WHAT YOU HAVE TO DO: Your task is to locate every line holding the string "JSON" and to copy each of them.

THE DATA:
^^^^^^^^^^^^^^^^
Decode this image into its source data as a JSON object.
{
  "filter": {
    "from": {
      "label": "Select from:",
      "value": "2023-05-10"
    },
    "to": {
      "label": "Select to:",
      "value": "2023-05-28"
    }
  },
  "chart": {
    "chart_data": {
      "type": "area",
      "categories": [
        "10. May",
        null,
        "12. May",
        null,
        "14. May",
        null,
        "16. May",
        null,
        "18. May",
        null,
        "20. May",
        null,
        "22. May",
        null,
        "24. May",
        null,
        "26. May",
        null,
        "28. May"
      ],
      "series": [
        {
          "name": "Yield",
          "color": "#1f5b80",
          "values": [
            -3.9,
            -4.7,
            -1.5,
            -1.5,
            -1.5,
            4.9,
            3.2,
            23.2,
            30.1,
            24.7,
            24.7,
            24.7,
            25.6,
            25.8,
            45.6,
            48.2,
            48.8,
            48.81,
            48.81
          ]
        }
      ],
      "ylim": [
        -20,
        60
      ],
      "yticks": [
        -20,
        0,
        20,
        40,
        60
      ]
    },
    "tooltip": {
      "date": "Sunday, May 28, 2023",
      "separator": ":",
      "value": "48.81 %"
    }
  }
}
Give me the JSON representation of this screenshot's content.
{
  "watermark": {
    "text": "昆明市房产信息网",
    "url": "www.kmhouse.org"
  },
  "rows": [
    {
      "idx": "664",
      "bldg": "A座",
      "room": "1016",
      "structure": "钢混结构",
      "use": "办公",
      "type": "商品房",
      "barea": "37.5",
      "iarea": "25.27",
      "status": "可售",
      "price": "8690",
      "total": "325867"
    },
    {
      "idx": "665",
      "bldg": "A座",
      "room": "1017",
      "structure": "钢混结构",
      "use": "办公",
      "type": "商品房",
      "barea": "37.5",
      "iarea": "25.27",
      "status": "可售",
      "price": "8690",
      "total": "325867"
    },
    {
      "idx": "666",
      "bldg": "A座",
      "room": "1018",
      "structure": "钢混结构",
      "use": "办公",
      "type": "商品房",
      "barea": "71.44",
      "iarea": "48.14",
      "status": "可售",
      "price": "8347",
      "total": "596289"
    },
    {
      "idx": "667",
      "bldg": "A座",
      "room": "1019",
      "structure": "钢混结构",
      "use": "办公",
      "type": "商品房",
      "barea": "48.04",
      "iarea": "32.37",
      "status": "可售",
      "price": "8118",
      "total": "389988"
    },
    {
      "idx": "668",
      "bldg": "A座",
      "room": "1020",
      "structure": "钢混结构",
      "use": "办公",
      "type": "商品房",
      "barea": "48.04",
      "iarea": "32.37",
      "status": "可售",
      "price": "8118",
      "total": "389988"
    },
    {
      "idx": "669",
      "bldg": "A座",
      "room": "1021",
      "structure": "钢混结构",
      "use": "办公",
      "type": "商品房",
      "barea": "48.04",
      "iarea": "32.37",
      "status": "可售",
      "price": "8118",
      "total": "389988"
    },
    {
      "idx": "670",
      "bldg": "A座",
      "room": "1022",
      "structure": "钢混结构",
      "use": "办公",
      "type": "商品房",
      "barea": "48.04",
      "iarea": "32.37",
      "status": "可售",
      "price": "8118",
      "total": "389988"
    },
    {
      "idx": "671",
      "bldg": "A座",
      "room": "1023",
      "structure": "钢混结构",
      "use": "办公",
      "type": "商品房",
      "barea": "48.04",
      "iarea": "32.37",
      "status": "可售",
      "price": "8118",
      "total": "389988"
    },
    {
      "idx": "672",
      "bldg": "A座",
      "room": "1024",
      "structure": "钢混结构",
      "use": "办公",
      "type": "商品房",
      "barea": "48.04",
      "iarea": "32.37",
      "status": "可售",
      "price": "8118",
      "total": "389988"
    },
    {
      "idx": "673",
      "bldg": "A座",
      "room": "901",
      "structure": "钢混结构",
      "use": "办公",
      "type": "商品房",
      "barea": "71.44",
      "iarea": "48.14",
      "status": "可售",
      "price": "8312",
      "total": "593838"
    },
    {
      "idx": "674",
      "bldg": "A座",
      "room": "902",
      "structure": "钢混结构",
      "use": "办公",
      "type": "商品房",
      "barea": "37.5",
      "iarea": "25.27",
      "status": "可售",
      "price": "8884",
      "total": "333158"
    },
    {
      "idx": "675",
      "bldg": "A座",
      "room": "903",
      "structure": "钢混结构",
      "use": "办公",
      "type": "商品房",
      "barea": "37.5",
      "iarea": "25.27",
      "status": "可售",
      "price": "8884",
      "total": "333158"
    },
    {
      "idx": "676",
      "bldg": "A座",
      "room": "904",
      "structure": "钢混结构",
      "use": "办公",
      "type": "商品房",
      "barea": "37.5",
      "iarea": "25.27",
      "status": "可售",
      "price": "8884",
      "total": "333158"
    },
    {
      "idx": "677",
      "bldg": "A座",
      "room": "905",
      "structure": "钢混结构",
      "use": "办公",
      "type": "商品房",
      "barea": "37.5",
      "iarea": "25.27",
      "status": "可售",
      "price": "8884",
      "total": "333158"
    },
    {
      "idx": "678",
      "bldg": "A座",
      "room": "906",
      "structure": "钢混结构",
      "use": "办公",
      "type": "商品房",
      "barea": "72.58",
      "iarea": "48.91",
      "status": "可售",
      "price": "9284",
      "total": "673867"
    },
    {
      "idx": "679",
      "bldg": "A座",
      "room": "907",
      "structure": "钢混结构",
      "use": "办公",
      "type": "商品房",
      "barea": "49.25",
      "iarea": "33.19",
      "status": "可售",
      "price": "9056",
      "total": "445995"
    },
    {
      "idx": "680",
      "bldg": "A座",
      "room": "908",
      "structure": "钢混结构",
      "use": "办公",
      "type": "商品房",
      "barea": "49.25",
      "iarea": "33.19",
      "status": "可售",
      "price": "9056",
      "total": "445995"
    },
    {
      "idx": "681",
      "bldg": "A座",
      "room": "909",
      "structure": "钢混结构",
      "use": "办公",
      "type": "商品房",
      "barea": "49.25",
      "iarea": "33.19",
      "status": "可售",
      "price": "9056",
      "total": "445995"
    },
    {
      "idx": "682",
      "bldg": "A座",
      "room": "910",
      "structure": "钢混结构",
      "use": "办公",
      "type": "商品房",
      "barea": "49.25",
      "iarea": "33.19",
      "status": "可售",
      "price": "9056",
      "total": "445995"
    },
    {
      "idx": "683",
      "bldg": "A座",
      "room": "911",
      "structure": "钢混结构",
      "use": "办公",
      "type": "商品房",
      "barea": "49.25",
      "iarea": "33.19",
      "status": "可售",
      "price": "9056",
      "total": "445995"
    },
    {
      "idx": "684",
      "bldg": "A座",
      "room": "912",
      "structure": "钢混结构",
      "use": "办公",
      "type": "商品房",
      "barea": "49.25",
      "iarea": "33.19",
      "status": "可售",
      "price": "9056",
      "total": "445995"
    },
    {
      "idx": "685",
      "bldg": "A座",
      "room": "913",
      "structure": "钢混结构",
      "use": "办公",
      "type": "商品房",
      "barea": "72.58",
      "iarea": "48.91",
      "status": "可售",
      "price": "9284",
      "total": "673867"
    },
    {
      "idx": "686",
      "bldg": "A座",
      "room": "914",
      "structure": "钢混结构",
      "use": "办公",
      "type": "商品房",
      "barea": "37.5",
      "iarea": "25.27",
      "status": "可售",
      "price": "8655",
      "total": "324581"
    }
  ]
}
^^^^^^^^^^^^^^^^
EXERCISE SOLUTION:
Decode this image into its source data as a JSON object.
Give me the JSON representation of this screenshot's content.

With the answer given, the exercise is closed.